* _REQUEST_: Repeat the listing exactly as given, omitting every image.

⟨

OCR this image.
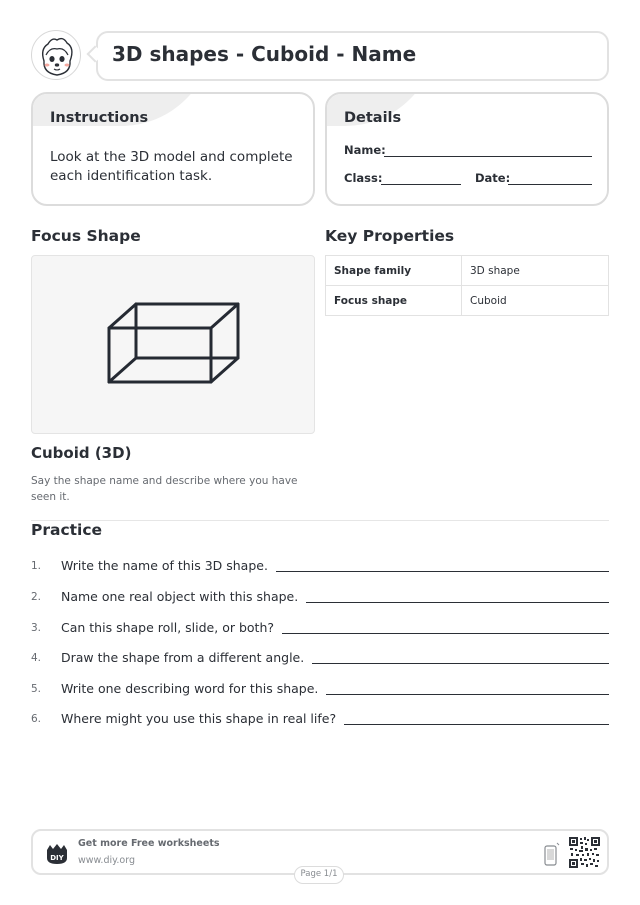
3D shapes - Cuboid - Name
Instructions
Look at the 3D model and complete each identification task.
Details
Name:
Class:	Date:
Focus Shape
Cuboid (3D)
Say the shape name and describe where you have seen it.
Key Properties
Shape family	3D shape
Focus shape	Cuboid
Practice
1.	Write the name of this 3D shape.
2.	Name one real object with this shape.
3.	Can this shape roll, slide, or both?
4.	Draw the shape from a different angle.
5.	Write one describing word for this shape.
6.	Where might you use this shape in real life?
DIY
Get more Free worksheets
www.diy.org
Page 1/1
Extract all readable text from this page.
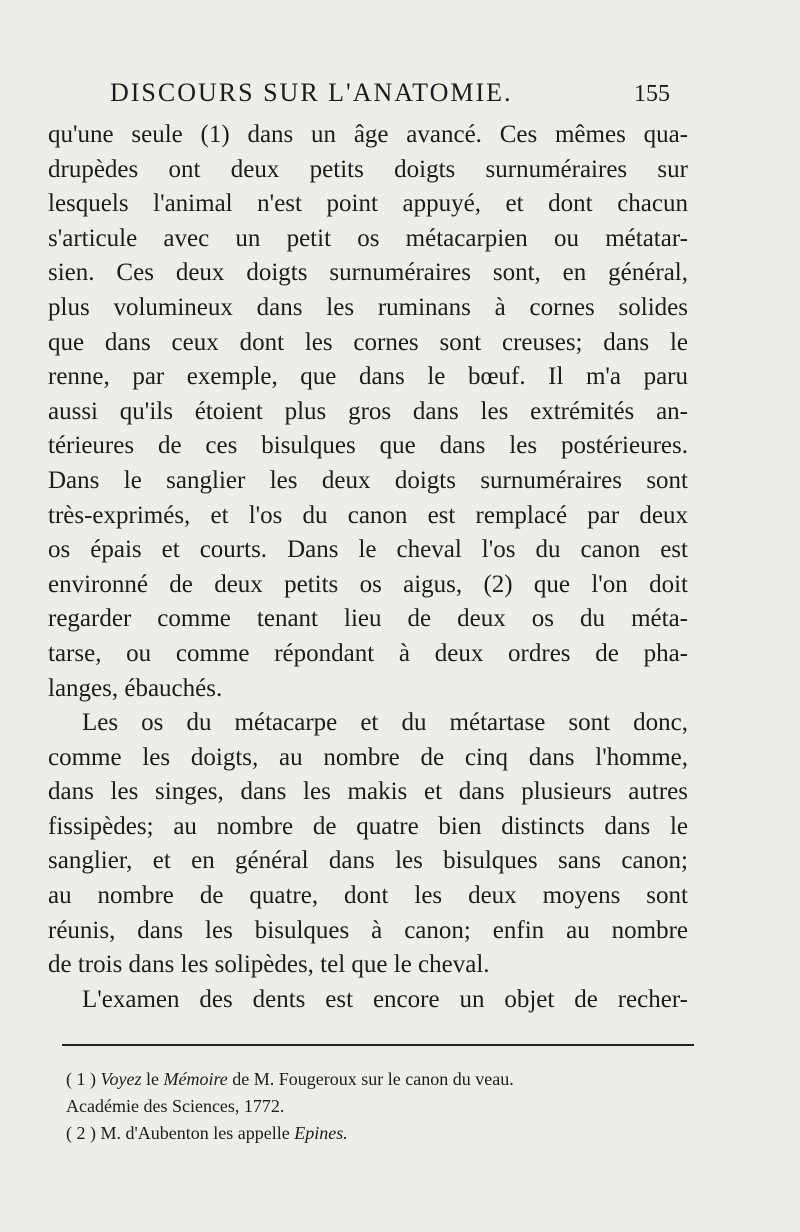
DISCOURS SUR L'ANATOMIE.	155
qu'une seule (1) dans un âge avancé. Ces mêmes qua-
drupèdes ont deux petits doigts surnuméraires sur
lesquels l'animal n'est point appuyé, et dont chacun
s'articule avec un petit os métacarpien ou métatar-
sien. Ces deux doigts surnuméraires sont, en général,
plus volumineux dans les ruminans à cornes solides
que dans ceux dont les cornes sont creuses; dans le
renne, par exemple, que dans le bœuf. Il m'a paru
aussi qu'ils étoient plus gros dans les extrémités an-
térieures de ces bisulques que dans les postérieures.
Dans le sanglier les deux doigts surnuméraires sont
très-exprimés, et l'os du canon est remplacé par deux
os épais et courts. Dans le cheval l'os du canon est
environné de deux petits os aigus, (2) que l'on doit
regarder comme tenant lieu de deux os du méta-
tarse, ou comme répondant à deux ordres de pha-
langes, ébauchés.
Les os du métacarpe et du métartase sont donc,
comme les doigts, au nombre de cinq dans l'homme,
dans les singes, dans les makis et dans plusieurs autres
fissipèdes; au nombre de quatre bien distincts dans le
sanglier, et en général dans les bisulques sans canon;
au nombre de quatre, dont les deux moyens sont
réunis, dans les bisulques à canon; enfin au nombre
de trois dans les solipèdes, tel que le cheval.
L'examen des dents est encore un objet de recher-
( 1 ) Voyez le Mémoire de M. Fougeroux sur le canon du veau.
Académie des Sciences, 1772.
( 2 ) M. d'Aubenton les appelle Epines.
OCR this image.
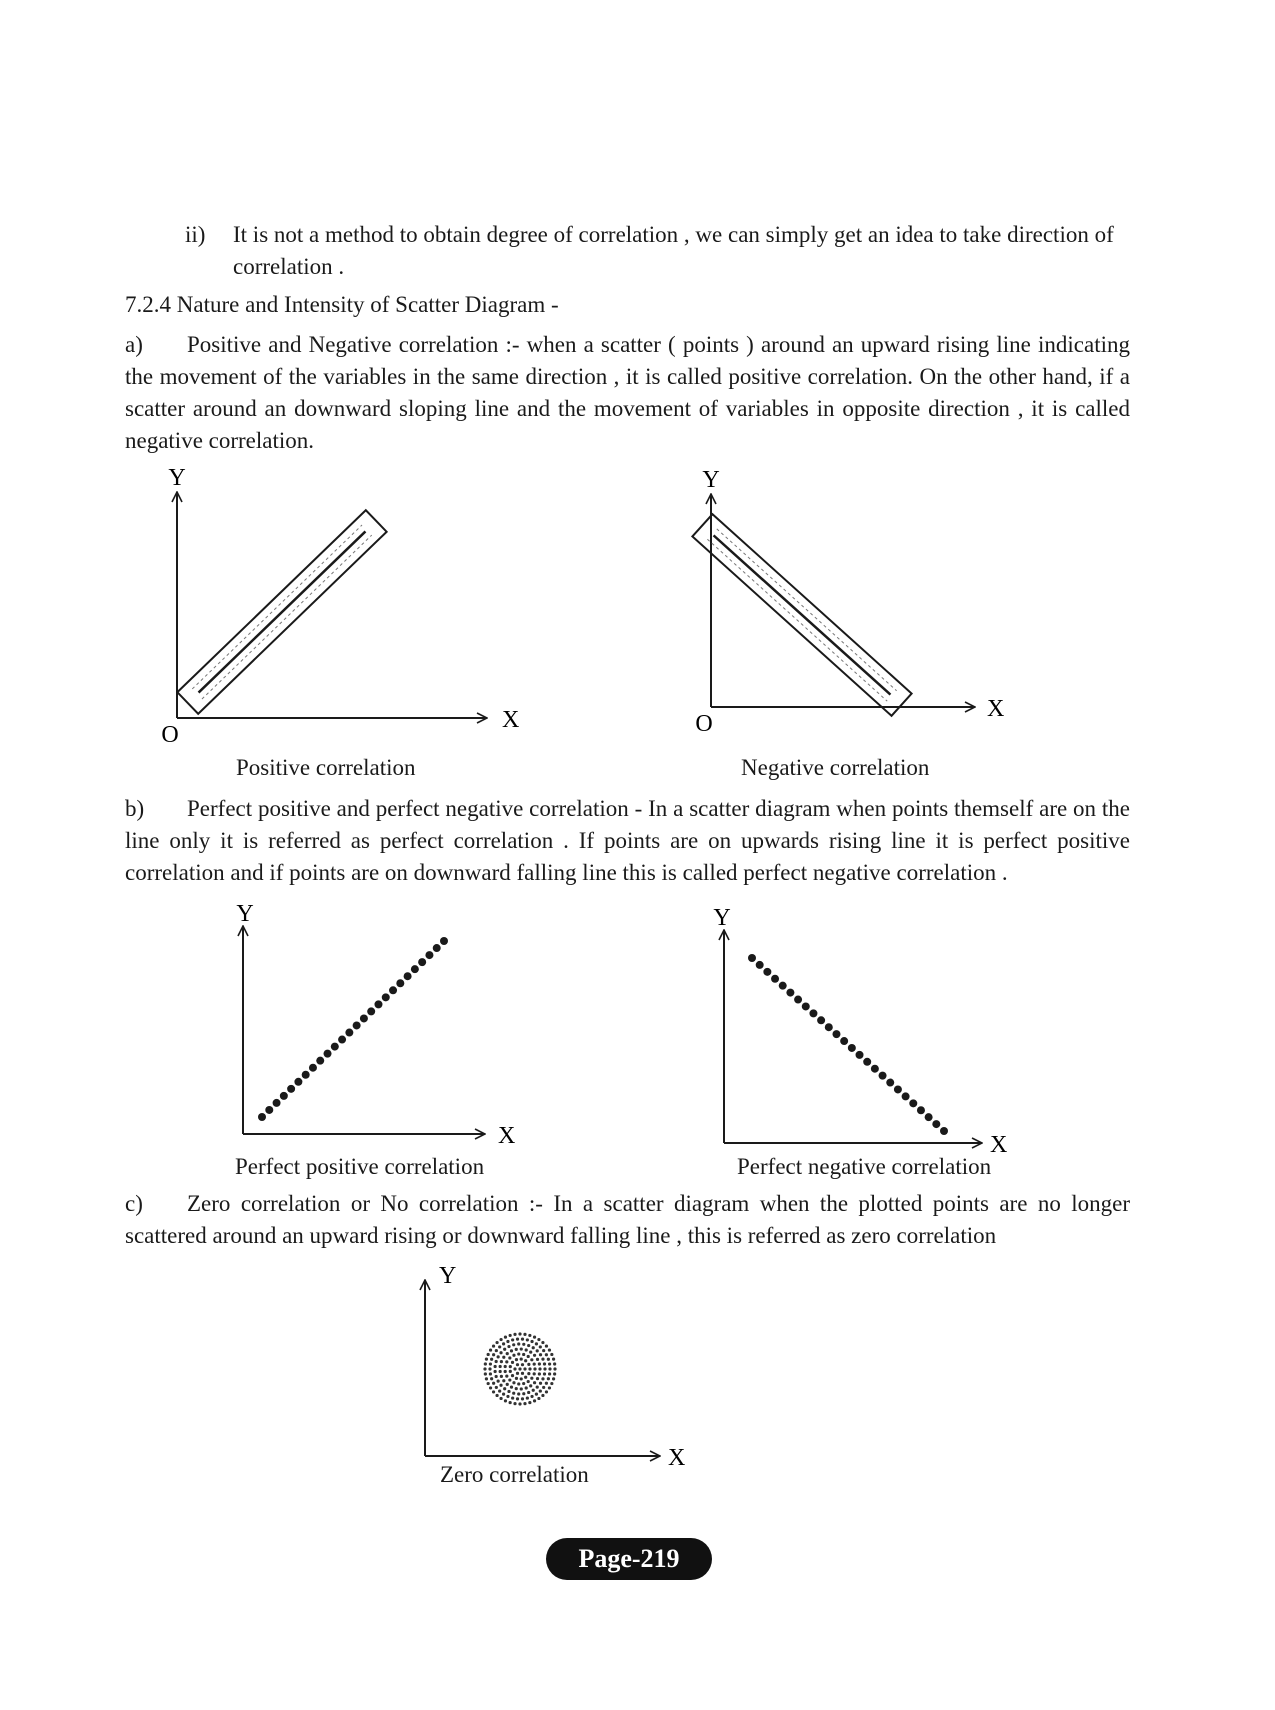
ii) It is not a method to obtain degree of correlation , we can simply get an idea to take direction of correlation .
7.2.4 Nature and Intensity of Scatter Diagram -

a) Positive and Negative correlation :- when a scatter ( points ) around an upward rising line indicating the movement of the variables in the same direction , it is called positive correlation. On the other hand, if a scatter around an downward sloping line and the movement of variables in opposite direction , it is called negative correlation.

b) Perfect positive and perfect negative correlation - In a scatter diagram when points themself are on the line only it is referred as perfect correlation . If points are on upwards rising line it is perfect positive correlation and if points are on downward falling line this is called perfect negative correlation .

c) Zero correlation or No correlation :- In a scatter diagram when the plotted points are no longer scattered around an upward rising or downward falling line , this is referred as zero correlation

Y
X
O
Y
X
O
Y
X
Y
X
Y
X
Positive correlation	Negative correlation
Perfect positive correlation	Perfect negative correlation
Zero correlation
Page-219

⟩

* _FINAL RESULT_:
OCR this image.
3D shapes - Cuboid - Name
Instructions
Look at the 3D model and complete each identification task.
Details
Name:
Class:	Date:
Focus Shape
Cuboid (3D)
Say the shape name and describe where you have seen it.
Key Properties
Shape family	3D shape
Focus shape	Cuboid
Practice
1.	Write the name of this 3D shape.
2.	Name one real object with this shape.
3.	Can this shape roll, slide, or both?
4.	Draw the shape from a different angle.
5.	Write one describing word for this shape.
6.	Where might you use this shape in real life?
DIY
Get more Free worksheets
www.diy.org
Page 1/1
Extract all readable text from this page.
DISCOURS SUR L'ANATOMIE.	155
qu'une seule (1) dans un âge avancé. Ces mêmes qua-
drupèdes ont deux petits doigts surnuméraires sur
lesquels l'animal n'est point appuyé, et dont chacun
s'articule avec un petit os métacarpien ou métatar-
sien. Ces deux doigts surnuméraires sont, en général,
plus volumineux dans les ruminans à cornes solides
que dans ceux dont les cornes sont creuses; dans le
renne, par exemple, que dans le bœuf. Il m'a paru
aussi qu'ils étoient plus gros dans les extrémités an-
térieures de ces bisulques que dans les postérieures.
Dans le sanglier les deux doigts surnuméraires sont
très-exprimés, et l'os du canon est remplacé par deux
os épais et courts. Dans le cheval l'os du canon est
environné de deux petits os aigus, (2) que l'on doit
regarder comme tenant lieu de deux os du méta-
tarse, ou comme répondant à deux ordres de pha-
langes, ébauchés.
Les os du métacarpe et du métartase sont donc,
comme les doigts, au nombre de cinq dans l'homme,
dans les singes, dans les makis et dans plusieurs autres
fissipèdes; au nombre de quatre bien distincts dans le
sanglier, et en général dans les bisulques sans canon;
au nombre de quatre, dont les deux moyens sont
réunis, dans les bisulques à canon; enfin au nombre
de trois dans les solipèdes, tel que le cheval.
L'examen des dents est encore un objet de recher-
( 1 ) Voyez le Mémoire de M. Fougeroux sur le canon du veau.
Académie des Sciences, 1772.
( 2 ) M. d'Aubenton les appelle Epines.
OCR this image.
ii) It is not a method to obtain degree of correlation , we can simply get an idea to take direction of correlation .
7.2.4 Nature and Intensity of Scatter Diagram -

a) Positive and Negative correlation :- when a scatter ( points ) around an upward rising line indicating the movement of the variables in the same direction , it is called positive correlation. On the other hand, if a scatter around an downward sloping line and the movement of variables in opposite direction , it is called negative correlation.

b) Perfect positive and perfect negative correlation - In a scatter diagram when points themself are on the line only it is referred as perfect correlation . If points are on upwards rising line it is perfect positive correlation and if points are on downward falling line this is called perfect negative correlation .

c) Zero correlation or No correlation :- In a scatter diagram when the plotted points are no longer scattered around an upward rising or downward falling line , this is referred as zero correlation

Y
X
O
Y
X
O
Y
X
Y
X
Y
X
Positive correlation	Negative correlation
Perfect positive correlation	Perfect negative correlation
Zero correlation
Page-219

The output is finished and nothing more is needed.